Items listed in a dataset
+---+
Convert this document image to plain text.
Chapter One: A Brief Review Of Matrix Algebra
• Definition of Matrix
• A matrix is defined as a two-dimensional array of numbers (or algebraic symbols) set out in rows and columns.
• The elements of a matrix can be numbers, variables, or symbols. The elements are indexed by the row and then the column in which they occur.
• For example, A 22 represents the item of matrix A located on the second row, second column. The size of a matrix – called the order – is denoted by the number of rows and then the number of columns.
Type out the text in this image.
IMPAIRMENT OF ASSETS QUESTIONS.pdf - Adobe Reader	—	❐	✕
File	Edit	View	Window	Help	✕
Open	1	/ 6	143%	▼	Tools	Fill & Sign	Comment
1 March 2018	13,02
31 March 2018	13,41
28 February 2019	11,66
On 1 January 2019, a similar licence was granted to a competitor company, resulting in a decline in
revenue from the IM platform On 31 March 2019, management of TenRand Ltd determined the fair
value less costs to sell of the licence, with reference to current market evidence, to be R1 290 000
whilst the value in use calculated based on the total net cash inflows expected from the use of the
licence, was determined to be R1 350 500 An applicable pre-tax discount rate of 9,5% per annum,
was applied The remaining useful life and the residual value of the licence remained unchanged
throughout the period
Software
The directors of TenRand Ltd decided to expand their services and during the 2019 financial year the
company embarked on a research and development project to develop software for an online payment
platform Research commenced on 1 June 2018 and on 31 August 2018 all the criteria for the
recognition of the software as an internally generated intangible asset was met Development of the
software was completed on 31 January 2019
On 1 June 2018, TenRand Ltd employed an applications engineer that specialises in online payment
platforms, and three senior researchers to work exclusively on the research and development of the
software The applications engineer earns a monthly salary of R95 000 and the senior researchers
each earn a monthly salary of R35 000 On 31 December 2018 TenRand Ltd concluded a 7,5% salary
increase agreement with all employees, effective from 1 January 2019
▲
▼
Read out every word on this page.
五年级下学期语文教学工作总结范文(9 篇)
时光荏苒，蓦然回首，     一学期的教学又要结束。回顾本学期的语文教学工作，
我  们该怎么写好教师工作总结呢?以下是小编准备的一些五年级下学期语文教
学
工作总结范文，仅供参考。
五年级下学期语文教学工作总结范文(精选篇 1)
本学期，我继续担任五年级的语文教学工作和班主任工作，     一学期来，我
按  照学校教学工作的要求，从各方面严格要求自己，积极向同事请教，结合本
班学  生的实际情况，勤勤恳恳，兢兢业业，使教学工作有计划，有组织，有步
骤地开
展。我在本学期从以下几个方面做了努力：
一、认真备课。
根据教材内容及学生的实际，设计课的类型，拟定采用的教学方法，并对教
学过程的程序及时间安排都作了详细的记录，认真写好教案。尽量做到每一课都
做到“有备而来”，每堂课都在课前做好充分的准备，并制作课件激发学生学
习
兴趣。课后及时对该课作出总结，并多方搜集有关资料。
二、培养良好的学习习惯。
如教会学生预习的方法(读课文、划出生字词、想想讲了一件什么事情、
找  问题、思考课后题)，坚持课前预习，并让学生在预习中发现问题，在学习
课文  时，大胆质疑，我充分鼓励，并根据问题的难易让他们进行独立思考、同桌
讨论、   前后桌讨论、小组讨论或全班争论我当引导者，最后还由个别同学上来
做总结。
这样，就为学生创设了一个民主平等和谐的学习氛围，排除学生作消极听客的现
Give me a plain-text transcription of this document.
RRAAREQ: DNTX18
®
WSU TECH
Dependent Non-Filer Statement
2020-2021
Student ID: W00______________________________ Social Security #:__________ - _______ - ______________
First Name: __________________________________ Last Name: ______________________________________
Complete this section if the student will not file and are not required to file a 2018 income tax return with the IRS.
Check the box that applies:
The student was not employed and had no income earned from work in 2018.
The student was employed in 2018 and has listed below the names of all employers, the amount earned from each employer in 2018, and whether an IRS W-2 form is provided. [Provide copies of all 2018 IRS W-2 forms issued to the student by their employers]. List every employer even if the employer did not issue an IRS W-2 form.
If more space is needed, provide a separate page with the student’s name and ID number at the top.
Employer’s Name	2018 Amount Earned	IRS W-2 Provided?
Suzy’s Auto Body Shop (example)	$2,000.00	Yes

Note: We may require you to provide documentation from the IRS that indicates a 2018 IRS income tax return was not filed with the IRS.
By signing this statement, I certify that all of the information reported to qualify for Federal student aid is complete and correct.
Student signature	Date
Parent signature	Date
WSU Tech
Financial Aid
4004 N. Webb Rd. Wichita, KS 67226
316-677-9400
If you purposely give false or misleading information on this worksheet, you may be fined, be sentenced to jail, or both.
+---+
Aim: Write out the whole listing again. Match it word for word.

Task response:
Convert this document image to plain text.
Chapter One: A Brief Review Of Matrix Algebra
• Definition of Matrix
• A matrix is defined as a two-dimensional array of numbers (or algebraic symbols) set out in rows and columns.
• The elements of a matrix can be numbers, variables, or symbols. The elements are indexed by the row and then the column in which they occur.
• For example, A 22 represents the item of matrix A located on the second row, second column. The size of a matrix – called the order – is denoted by the number of rows and then the number of columns.
Type out the text in this image.
IMPAIRMENT OF ASSETS QUESTIONS.pdf - Adobe Reader	—	❐	✕
File	Edit	View	Window	Help	✕
Open	1	/ 6	143%	▼	Tools	Fill & Sign	Comment
1 March 2018	13,02
31 March 2018	13,41
28 February 2019	11,66
On 1 January 2019, a similar licence was granted to a competitor company, resulting in a decline in
revenue from the IM platform On 31 March 2019, management of TenRand Ltd determined the fair
value less costs to sell of the licence, with reference to current market evidence, to be R1 290 000
whilst the value in use calculated based on the total net cash inflows expected from the use of the
licence, was determined to be R1 350 500 An applicable pre-tax discount rate of 9,5% per annum,
was applied The remaining useful life and the residual value of the licence remained unchanged
throughout the period
Software
The directors of TenRand Ltd decided to expand their services and during the 2019 financial year the
company embarked on a research and development project to develop software for an online payment
platform Research commenced on 1 June 2018 and on 31 August 2018 all the criteria for the
recognition of the software as an internally generated intangible asset was met Development of the
software was completed on 31 January 2019
On 1 June 2018, TenRand Ltd employed an applications engineer that specialises in online payment
platforms, and three senior researchers to work exclusively on the research and development of the
software The applications engineer earns a monthly salary of R95 000 and the senior researchers
each earn a monthly salary of R35 000 On 31 December 2018 TenRand Ltd concluded a 7,5% salary
increase agreement with all employees, effective from 1 January 2019
▲
▼
Read out every word on this page.
五年级下学期语文教学工作总结范文(9 篇)
时光荏苒，蓦然回首，     一学期的教学又要结束。回顾本学期的语文教学工作，
我  们该怎么写好教师工作总结呢?以下是小编准备的一些五年级下学期语文教
学
工作总结范文，仅供参考。
五年级下学期语文教学工作总结范文(精选篇 1)
本学期，我继续担任五年级的语文教学工作和班主任工作，     一学期来，我
按  照学校教学工作的要求，从各方面严格要求自己，积极向同事请教，结合本
班学  生的实际情况，勤勤恳恳，兢兢业业，使教学工作有计划，有组织，有步
骤地开
展。我在本学期从以下几个方面做了努力：
一、认真备课。
根据教材内容及学生的实际，设计课的类型，拟定采用的教学方法，并对教
学过程的程序及时间安排都作了详细的记录，认真写好教案。尽量做到每一课都
做到“有备而来”，每堂课都在课前做好充分的准备，并制作课件激发学生学
习
兴趣。课后及时对该课作出总结，并多方搜集有关资料。
二、培养良好的学习习惯。
如教会学生预习的方法(读课文、划出生字词、想想讲了一件什么事情、
找  问题、思考课后题)，坚持课前预习，并让学生在预习中发现问题，在学习
课文  时，大胆质疑，我充分鼓励，并根据问题的难易让他们进行独立思考、同桌
讨论、   前后桌讨论、小组讨论或全班争论我当引导者，最后还由个别同学上来
做总结。
这样，就为学生创设了一个民主平等和谐的学习氛围，排除学生作消极听客的现
Give me a plain-text transcription of this document.
RRAAREQ: DNTX18
®
WSU TECH
Dependent Non-Filer Statement
2020-2021
Student ID: W00______________________________ Social Security #:__________ - _______ - ______________
First Name: __________________________________ Last Name: ______________________________________
Complete this section if the student will not file and are not required to file a 2018 income tax return with the IRS.
Check the box that applies:
The student was not employed and had no income earned from work in 2018.
The student was employed in 2018 and has listed below the names of all employers, the amount earned from each employer in 2018, and whether an IRS W-2 form is provided. [Provide copies of all 2018 IRS W-2 forms issued to the student by their employers]. List every employer even if the employer did not issue an IRS W-2 form.
If more space is needed, provide a separate page with the student’s name and ID number at the top.
Employer’s Name	2018 Amount Earned	IRS W-2 Provided?
Suzy’s Auto Body Shop (example)	$2,000.00	Yes

Note: We may require you to provide documentation from the IRS that indicates a 2018 IRS income tax return was not filed with the IRS.
By signing this statement, I certify that all of the information reported to qualify for Federal student aid is complete and correct.
Student signature	Date
Parent signature	Date
WSU Tech
Financial Aid
4004 N. Webb Rd. Wichita, KS 67226
316-677-9400
If you purposely give false or misleading information on this worksheet, you may be fined, be sentenced to jail, or both.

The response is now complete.